• Given exercise
The complete listing should be restated exactly.

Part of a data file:

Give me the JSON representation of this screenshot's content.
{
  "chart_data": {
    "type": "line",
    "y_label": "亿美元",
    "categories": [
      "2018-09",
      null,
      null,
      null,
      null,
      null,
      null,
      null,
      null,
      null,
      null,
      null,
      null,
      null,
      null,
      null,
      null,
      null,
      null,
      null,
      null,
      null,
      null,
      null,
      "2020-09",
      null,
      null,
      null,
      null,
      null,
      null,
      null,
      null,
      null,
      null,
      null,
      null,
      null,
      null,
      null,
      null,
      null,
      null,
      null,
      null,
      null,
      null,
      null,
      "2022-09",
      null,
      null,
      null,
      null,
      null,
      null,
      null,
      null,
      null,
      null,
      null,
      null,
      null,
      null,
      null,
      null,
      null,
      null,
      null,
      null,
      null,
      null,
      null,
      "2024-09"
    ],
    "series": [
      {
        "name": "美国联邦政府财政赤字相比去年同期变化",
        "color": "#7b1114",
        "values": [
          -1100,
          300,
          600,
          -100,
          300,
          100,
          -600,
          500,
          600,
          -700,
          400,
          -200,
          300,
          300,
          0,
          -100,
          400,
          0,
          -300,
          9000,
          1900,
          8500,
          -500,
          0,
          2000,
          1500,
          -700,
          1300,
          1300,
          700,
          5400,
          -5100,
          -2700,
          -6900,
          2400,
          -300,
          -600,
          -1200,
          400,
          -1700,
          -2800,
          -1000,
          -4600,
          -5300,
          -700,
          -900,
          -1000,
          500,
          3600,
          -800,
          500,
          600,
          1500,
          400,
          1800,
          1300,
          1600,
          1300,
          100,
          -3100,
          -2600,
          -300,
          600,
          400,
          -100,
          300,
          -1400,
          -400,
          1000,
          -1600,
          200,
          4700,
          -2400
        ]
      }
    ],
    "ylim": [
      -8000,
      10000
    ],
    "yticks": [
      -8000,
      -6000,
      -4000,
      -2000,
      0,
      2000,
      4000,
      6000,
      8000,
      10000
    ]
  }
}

• Final result
Give me the JSON representation of this screenshot's content.
{
  "chart_data": {
    "type": "line",
    "y_label": "亿美元",
    "categories": [
      "2018-09",
      null,
      null,
      null,
      null,
      null,
      null,
      null,
      null,
      null,
      null,
      null,
      null,
      null,
      null,
      null,
      null,
      null,
      null,
      null,
      null,
      null,
      null,
      null,
      "2020-09",
      null,
      null,
      null,
      null,
      null,
      null,
      null,
      null,
      null,
      null,
      null,
      null,
      null,
      null,
      null,
      null,
      null,
      null,
      null,
      null,
      null,
      null,
      null,
      "2022-09",
      null,
      null,
      null,
      null,
      null,
      null,
      null,
      null,
      null,
      null,
      null,
      null,
      null,
      null,
      null,
      null,
      null,
      null,
      null,
      null,
      null,
      null,
      null,
      "2024-09"
    ],
    "series": [
      {
        "name": "美国联邦政府财政赤字相比去年同期变化",
        "color": "#7b1114",
        "values": [
          -1100,
          300,
          600,
          -100,
          300,
          100,
          -600,
          500,
          600,
          -700,
          400,
          -200,
          300,
          300,
          0,
          -100,
          400,
          0,
          -300,
          9000,
          1900,
          8500,
          -500,
          0,
          2000,
          1500,
          -700,
          1300,
          1300,
          700,
          5400,
          -5100,
          -2700,
          -6900,
          2400,
          -300,
          -600,
          -1200,
          400,
          -1700,
          -2800,
          -1000,
          -4600,
          -5300,
          -700,
          -900,
          -1000,
          500,
          3600,
          -800,
          500,
          600,
          1500,
          400,
          1800,
          1300,
          1600,
          1300,
          100,
          -3100,
          -2600,
          -300,
          600,
          400,
          -100,
          300,
          -1400,
          -400,
          1000,
          -1600,
          200,
          4700,
          -2400
        ]
      }
    ],
    "ylim": [
      -8000,
      10000
    ],
    "yticks": [
      -8000,
      -6000,
      -4000,
      -2000,
      0,
      2000,
      4000,
      6000,
      8000,
      10000
    ]
  }
}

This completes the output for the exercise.